• [AIM]: Below are the records; pull every line that includes "nSessions".

::::

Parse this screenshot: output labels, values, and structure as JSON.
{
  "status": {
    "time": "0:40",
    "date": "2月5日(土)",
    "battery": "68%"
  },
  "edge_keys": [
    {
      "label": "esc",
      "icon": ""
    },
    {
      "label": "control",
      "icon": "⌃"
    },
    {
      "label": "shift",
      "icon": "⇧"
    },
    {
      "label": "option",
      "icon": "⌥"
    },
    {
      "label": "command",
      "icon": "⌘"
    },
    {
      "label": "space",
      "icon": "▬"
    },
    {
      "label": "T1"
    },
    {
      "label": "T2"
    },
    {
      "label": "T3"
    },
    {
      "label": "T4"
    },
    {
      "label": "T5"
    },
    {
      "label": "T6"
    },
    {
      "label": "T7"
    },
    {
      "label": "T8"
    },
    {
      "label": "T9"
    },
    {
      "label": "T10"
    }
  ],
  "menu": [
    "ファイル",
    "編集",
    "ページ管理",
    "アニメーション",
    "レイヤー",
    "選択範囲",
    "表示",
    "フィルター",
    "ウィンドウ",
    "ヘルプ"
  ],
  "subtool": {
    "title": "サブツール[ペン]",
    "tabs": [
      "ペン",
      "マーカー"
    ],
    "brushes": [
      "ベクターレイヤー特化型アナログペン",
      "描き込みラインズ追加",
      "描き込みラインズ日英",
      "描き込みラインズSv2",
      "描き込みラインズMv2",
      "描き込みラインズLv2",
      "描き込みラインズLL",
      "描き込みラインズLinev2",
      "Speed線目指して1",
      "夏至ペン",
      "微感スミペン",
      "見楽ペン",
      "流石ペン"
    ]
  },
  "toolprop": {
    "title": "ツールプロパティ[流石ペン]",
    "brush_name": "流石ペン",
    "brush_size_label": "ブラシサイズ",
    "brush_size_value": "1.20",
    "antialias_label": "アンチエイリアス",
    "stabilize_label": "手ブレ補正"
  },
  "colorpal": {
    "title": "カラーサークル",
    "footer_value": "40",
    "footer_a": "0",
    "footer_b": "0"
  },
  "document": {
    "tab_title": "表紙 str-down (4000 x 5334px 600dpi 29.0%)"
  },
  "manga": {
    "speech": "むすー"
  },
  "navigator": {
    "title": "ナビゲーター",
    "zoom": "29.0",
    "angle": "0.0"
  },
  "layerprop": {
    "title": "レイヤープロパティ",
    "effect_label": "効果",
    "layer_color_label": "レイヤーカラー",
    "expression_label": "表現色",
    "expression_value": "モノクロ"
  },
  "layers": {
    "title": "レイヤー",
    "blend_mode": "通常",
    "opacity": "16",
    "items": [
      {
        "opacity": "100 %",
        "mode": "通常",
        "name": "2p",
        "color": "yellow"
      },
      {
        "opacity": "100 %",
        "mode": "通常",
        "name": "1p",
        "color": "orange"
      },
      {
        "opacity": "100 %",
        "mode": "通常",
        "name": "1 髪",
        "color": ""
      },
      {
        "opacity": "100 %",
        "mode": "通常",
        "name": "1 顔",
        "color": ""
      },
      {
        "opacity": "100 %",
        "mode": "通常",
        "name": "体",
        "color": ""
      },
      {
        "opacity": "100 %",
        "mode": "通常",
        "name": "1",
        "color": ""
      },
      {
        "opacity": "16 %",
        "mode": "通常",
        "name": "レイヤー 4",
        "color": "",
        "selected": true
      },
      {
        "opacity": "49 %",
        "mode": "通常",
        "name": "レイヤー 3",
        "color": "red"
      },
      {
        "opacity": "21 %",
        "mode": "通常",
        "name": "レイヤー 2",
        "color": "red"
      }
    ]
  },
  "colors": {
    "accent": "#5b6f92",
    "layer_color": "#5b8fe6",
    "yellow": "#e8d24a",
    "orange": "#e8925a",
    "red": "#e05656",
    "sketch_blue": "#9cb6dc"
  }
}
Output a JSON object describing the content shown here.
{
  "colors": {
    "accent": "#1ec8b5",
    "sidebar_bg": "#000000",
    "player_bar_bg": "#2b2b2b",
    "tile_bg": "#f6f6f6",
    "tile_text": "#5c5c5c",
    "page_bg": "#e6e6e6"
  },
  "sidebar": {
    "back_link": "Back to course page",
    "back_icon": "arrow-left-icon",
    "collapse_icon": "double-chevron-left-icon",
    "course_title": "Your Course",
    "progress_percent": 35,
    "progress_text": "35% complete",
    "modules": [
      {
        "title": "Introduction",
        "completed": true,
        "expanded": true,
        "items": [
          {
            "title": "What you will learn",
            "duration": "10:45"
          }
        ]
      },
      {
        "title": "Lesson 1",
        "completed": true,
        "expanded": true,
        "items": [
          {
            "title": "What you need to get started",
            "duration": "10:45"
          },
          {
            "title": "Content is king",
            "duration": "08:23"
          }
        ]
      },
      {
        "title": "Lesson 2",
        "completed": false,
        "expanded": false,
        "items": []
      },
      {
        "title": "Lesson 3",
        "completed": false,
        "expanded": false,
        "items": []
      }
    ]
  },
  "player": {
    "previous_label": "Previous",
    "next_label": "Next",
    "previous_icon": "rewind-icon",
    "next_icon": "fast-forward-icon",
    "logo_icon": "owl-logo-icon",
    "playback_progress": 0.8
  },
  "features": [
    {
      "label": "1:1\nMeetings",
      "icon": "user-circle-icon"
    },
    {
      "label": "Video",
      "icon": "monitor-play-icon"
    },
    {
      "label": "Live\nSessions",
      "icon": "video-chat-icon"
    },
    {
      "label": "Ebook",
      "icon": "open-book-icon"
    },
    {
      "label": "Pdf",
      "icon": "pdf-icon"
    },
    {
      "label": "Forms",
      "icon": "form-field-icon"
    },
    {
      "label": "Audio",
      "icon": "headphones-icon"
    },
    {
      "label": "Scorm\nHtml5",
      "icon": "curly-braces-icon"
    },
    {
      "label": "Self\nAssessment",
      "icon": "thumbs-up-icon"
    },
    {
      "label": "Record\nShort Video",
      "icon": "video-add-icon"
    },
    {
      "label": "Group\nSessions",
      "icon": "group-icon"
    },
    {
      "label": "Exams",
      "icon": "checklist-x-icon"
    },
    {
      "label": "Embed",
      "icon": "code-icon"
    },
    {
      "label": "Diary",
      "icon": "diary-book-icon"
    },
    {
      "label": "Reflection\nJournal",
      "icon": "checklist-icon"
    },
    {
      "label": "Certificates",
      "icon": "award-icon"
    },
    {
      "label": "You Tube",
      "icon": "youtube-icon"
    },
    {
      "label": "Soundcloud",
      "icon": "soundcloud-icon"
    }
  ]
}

::::

• [RESPONSE FOR THIS EXERCISE]:
      "label": "Live\nSessions",
      "label": "Group\nSessions",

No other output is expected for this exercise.